## WHAT IS EXPECTED
Find every line in the records below that contains the word "trung", and copy each such line.

## RECORDS FOR PROCESSING
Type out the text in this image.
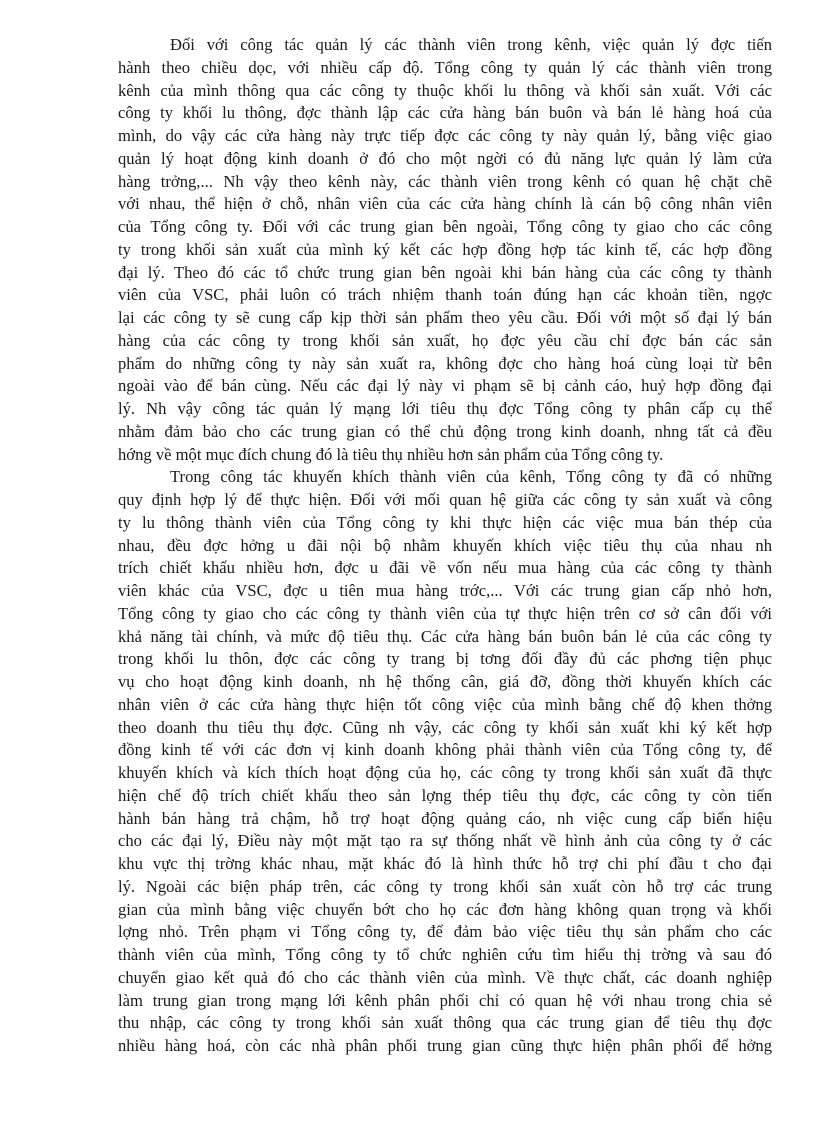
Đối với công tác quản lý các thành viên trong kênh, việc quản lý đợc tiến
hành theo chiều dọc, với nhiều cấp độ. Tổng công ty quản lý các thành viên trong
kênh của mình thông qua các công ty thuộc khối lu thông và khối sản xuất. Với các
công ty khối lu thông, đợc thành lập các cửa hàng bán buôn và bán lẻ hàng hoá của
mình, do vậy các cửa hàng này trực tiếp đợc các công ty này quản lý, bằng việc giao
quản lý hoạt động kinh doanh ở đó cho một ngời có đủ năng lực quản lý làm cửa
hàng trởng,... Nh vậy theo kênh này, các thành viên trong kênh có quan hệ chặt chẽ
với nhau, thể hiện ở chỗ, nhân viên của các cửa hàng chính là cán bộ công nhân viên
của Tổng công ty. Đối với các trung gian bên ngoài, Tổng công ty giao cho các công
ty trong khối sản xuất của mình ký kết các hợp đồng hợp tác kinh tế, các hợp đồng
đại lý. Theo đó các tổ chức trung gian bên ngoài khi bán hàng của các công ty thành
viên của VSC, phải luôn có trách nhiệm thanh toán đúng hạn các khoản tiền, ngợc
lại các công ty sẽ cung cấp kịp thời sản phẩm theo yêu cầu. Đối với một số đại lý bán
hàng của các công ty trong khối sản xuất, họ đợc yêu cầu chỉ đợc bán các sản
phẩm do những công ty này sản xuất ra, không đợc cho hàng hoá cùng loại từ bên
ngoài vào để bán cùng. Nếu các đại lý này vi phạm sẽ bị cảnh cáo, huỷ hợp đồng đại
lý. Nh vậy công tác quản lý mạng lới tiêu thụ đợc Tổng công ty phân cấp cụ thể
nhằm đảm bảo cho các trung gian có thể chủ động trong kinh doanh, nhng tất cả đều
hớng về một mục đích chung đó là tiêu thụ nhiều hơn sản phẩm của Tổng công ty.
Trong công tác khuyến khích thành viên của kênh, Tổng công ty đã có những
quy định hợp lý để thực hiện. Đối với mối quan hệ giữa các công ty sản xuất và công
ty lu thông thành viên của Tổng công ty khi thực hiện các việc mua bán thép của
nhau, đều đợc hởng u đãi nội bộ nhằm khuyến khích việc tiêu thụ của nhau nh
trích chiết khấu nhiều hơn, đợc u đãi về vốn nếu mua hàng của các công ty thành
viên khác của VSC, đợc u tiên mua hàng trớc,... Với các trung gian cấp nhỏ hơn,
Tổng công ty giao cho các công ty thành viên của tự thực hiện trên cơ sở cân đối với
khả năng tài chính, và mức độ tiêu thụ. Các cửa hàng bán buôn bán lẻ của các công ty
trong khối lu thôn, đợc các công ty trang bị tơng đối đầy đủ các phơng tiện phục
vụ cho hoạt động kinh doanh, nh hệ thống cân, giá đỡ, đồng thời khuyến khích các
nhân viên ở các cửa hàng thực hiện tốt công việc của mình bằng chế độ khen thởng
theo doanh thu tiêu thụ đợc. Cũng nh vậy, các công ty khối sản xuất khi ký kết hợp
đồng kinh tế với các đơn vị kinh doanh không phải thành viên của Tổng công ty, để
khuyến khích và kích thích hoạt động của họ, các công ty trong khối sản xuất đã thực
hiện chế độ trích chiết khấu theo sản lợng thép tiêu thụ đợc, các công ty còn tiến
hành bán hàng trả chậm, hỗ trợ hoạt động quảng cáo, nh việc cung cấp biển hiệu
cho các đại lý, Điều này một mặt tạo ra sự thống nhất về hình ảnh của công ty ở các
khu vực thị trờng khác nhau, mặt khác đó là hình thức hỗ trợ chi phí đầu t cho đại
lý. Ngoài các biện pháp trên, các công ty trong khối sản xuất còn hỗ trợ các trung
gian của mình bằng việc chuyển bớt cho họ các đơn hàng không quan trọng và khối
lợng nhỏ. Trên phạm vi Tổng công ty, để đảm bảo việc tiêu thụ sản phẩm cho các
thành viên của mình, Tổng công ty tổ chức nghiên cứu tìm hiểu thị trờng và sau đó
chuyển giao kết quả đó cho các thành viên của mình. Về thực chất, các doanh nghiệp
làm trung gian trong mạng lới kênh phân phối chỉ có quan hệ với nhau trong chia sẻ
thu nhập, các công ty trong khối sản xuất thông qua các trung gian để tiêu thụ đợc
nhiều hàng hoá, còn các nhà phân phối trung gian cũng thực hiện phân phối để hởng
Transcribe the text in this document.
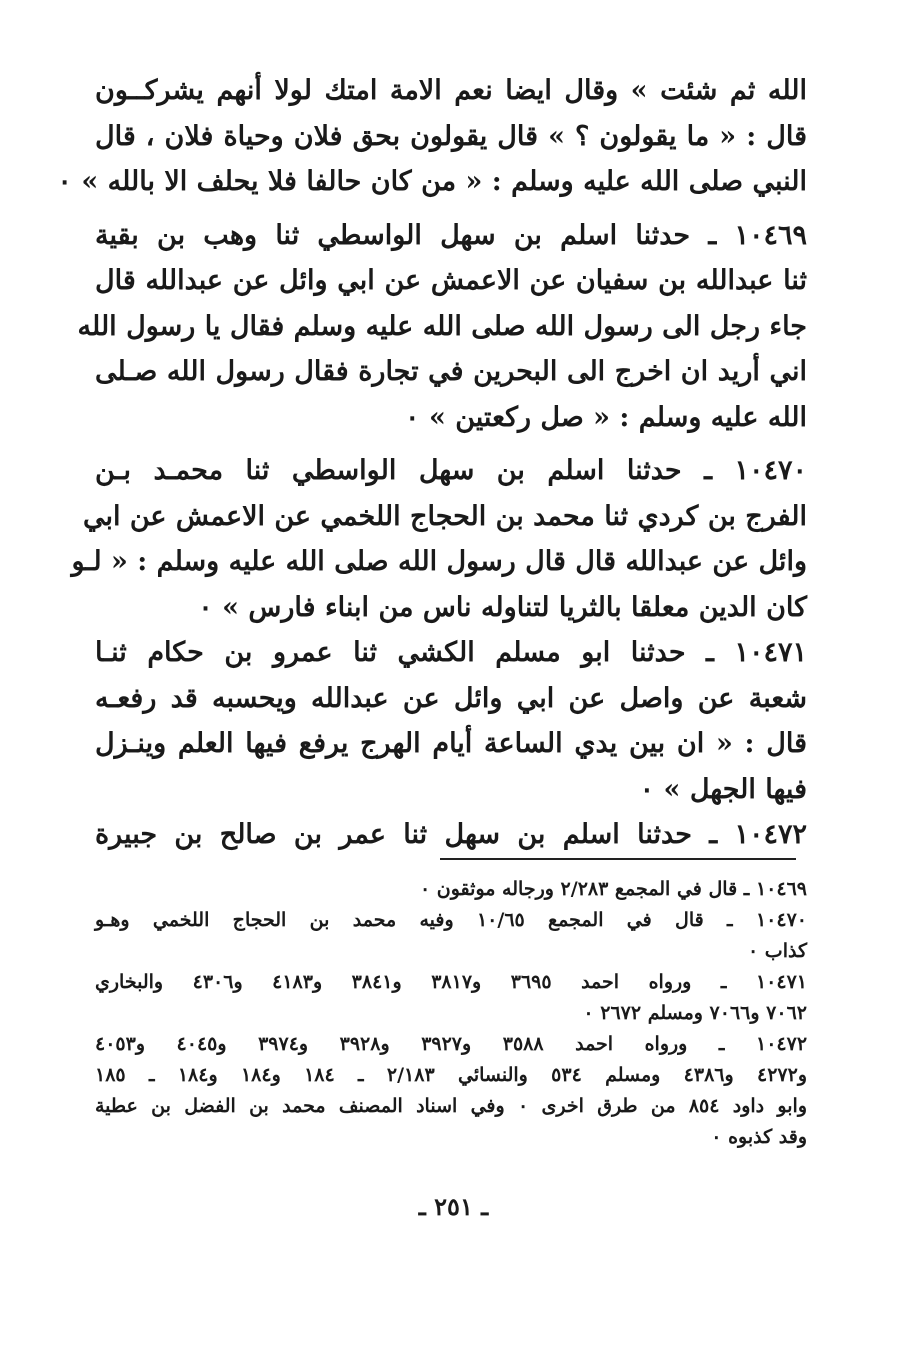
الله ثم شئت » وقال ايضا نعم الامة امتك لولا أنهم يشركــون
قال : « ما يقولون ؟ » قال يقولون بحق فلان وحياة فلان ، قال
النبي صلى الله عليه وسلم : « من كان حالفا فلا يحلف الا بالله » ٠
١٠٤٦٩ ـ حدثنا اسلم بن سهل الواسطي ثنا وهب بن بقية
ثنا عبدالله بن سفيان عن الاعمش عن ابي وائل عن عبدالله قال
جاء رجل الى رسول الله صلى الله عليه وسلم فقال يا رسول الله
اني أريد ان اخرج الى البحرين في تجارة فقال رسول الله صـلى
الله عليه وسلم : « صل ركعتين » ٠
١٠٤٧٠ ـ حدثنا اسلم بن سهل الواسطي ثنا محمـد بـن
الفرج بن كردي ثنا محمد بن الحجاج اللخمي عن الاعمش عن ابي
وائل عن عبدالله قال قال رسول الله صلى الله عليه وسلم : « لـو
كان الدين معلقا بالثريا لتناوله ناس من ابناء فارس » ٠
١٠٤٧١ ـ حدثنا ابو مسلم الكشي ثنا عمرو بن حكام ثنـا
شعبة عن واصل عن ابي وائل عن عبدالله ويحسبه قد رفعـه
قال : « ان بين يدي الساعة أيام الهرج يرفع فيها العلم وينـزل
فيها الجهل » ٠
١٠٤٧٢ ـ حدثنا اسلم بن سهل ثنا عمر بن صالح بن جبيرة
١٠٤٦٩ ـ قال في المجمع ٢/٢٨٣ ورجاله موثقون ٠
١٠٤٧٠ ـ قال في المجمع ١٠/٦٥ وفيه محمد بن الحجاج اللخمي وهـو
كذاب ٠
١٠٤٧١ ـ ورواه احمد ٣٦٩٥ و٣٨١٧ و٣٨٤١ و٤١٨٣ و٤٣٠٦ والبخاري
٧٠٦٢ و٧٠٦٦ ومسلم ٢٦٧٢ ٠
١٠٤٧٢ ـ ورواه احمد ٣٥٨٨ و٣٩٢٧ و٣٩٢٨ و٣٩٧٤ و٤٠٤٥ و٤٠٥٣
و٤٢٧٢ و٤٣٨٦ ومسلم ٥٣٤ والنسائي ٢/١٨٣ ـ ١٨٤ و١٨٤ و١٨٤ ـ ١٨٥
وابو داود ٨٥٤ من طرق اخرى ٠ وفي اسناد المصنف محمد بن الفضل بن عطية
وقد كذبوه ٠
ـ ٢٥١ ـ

--

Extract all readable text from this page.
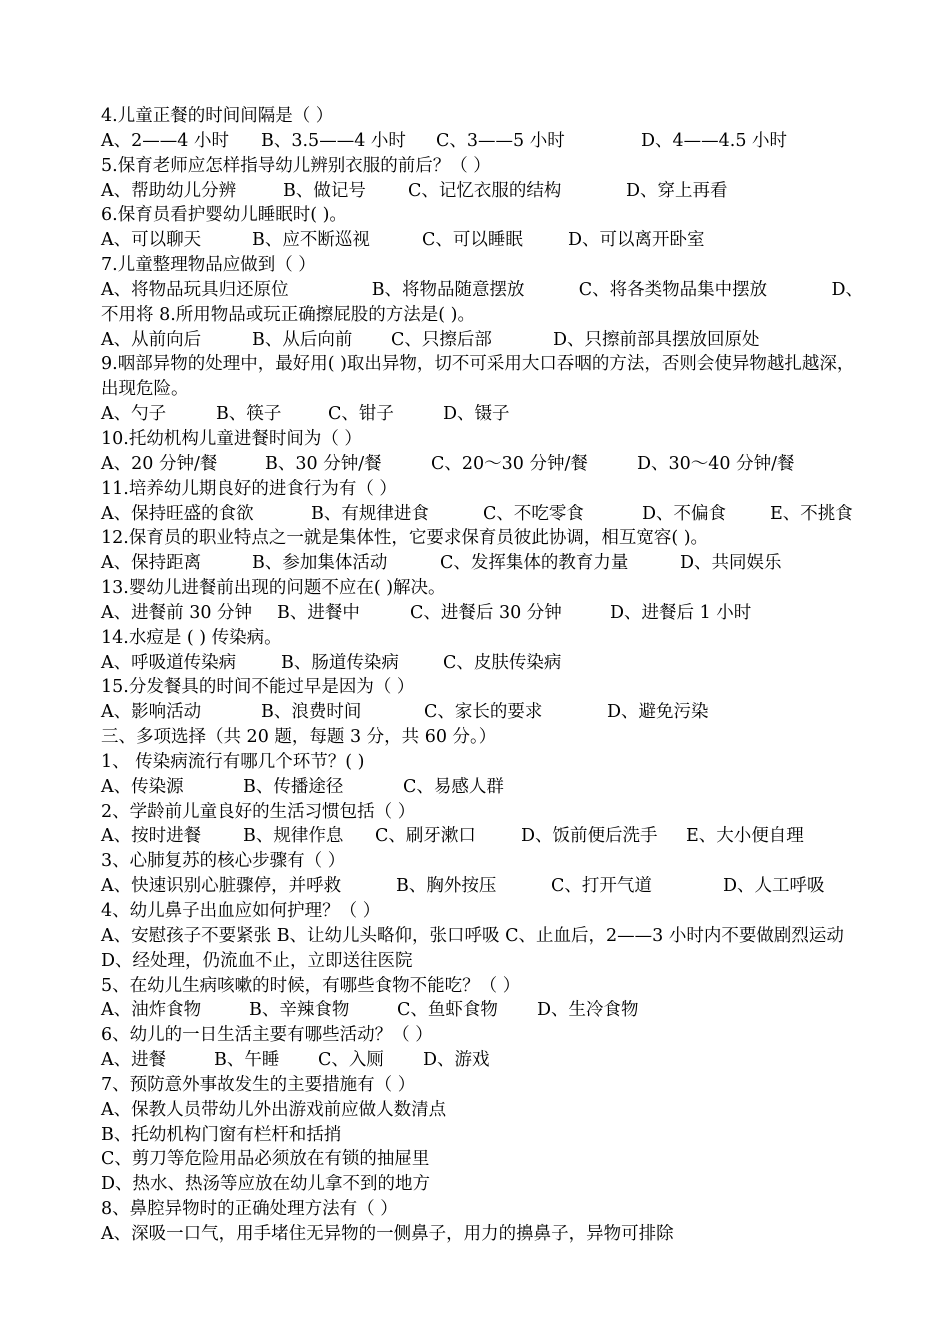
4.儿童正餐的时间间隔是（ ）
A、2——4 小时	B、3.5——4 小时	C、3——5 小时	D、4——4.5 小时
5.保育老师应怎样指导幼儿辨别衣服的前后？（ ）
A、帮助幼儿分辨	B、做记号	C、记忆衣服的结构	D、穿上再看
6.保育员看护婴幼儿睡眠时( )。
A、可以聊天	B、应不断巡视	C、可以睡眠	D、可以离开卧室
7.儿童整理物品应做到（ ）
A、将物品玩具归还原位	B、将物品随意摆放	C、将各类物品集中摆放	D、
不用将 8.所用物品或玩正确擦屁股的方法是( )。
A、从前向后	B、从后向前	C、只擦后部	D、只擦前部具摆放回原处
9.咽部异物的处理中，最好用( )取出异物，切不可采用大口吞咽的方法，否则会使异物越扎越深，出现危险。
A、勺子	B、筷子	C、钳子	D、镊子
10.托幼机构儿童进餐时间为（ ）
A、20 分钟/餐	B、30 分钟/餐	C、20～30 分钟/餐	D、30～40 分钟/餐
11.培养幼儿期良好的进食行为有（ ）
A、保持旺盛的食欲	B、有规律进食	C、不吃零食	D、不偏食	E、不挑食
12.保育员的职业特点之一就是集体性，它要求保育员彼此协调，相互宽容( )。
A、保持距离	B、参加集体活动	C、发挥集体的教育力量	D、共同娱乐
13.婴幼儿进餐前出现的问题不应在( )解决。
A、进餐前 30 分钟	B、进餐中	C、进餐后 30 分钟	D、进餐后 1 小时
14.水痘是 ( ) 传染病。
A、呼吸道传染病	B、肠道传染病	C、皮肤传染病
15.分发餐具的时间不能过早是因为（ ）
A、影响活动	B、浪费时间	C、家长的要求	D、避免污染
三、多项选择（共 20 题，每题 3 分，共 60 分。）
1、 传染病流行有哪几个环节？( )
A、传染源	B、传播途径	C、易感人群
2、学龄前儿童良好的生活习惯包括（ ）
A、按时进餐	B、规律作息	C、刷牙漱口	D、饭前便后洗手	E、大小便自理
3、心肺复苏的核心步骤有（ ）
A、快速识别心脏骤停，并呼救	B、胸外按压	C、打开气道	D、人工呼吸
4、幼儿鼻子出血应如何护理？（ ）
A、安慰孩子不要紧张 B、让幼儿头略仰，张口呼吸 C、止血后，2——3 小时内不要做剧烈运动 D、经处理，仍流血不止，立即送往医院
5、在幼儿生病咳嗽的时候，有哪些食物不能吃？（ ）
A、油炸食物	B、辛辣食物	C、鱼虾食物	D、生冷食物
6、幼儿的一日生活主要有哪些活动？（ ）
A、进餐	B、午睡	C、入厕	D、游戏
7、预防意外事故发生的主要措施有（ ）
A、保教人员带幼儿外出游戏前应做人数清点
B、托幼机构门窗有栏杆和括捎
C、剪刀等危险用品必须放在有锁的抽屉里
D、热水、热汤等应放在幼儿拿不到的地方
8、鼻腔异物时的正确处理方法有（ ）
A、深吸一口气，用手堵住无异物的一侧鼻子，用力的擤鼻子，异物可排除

## ANSWER IN FULL
của Tổng công ty. Đối với các trung gian bên ngoài, Tổng công ty giao cho các công
đại lý. Theo đó các tổ chức trung gian bên ngoài khi bán hàng của các công ty thành
nhằm đảm bảo cho các trung gian có thể chủ động trong kinh doanh, nhng tất cả đều
viên khác của VSC, đợc u tiên mua hàng trớc,... Với các trung gian cấp nhỏ hơn,
lý. Ngoài các biện pháp trên, các công ty trong khối sản xuất còn hỗ trợ các trung
làm trung gian trong mạng lới kênh phân phối chỉ có quan hệ với nhau trong chia sẻ
thu nhập, các công ty trong khối sản xuất thông qua các trung gian để tiêu thụ đợc
nhiều hàng hoá, còn các nhà phân phối trung gian cũng thực hiện phân phối để hởng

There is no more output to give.